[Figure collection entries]
==*==
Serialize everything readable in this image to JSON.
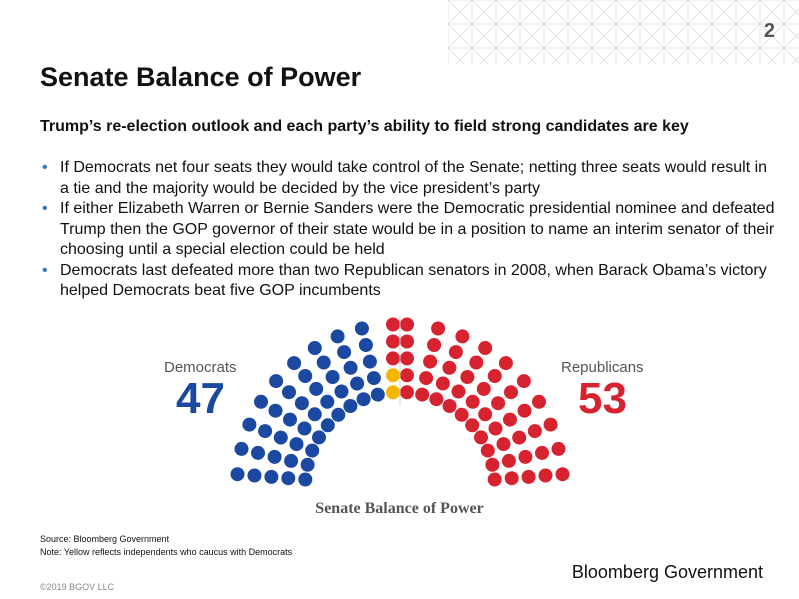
{
  "slide": {
    "page_number": "2",
    "title": "Senate Balance of Power",
    "subtitle": "Trump’s re-election outlook and each party’s ability to field strong candidates are key",
    "bullets": [
      "If Democrats net four seats they would take control of the Senate; netting three seats would result in a tie and the majority would be decided by the vice president’s party",
      "If either Elizabeth Warren or Bernie Sanders were the Democratic presidential nominee and defeated Trump then the GOP governor of their state would be in a position to name an interim senator of their choosing until a special election could be held",
      "Democrats last defeated more than two Republican senators in 2008, when Barack Obama’s victory helped Democrats beat five GOP incumbents"
    ],
    "source": "Source: Bloomberg Government",
    "note": "Note: Yellow reflects independents who caucus with Democrats",
    "copyright": "©2019 BGOV LLC",
    "logo_text": "Bloomberg Government"
  },
  "chart_data": {
    "type": "hemicycle",
    "title": "Senate Balance of Power",
    "parties": [
      {
        "name": "Democrats",
        "seats": 45,
        "label_count": "47",
        "color": "#1b48a0"
      },
      {
        "name": "Independents",
        "seats": 2,
        "color": "#f4b400"
      },
      {
        "name": "Republicans",
        "seats": 53,
        "label_count": "53",
        "color": "#d7232f"
      }
    ],
    "total_seats": 100
  }
}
==*==
- _TASK PROMPT_: Every record must be copied exactly, with images dropped from the result.

- _RESPONSE BELOW_:
Serialize everything readable in this image to JSON.
{
  "slide": {
    "page_number": "2",
    "title": "Senate Balance of Power",
    "subtitle": "Trump’s re-election outlook and each party’s ability to field strong candidates are key",
    "bullets": [
      "If Democrats net four seats they would take control of the Senate; netting three seats would result in a tie and the majority would be decided by the vice president’s party",
      "If either Elizabeth Warren or Bernie Sanders were the Democratic presidential nominee and defeated Trump then the GOP governor of their state would be in a position to name an interim senator of their choosing until a special election could be held",
      "Democrats last defeated more than two Republican senators in 2008, when Barack Obama’s victory helped Democrats beat five GOP incumbents"
    ],
    "source": "Source: Bloomberg Government",
    "note": "Note: Yellow reflects independents who caucus with Democrats",
    "copyright": "©2019 BGOV LLC",
    "logo_text": "Bloomberg Government"
  },
  "chart_data": {
    "type": "hemicycle",
    "title": "Senate Balance of Power",
    "parties": [
      {
        "name": "Democrats",
        "seats": 45,
        "label_count": "47",
        "color": "#1b48a0"
      },
      {
        "name": "Independents",
        "seats": 2,
        "color": "#f4b400"
      },
      {
        "name": "Republicans",
        "seats": 53,
        "label_count": "53",
        "color": "#d7232f"
      }
    ],
    "total_seats": 100
  }
}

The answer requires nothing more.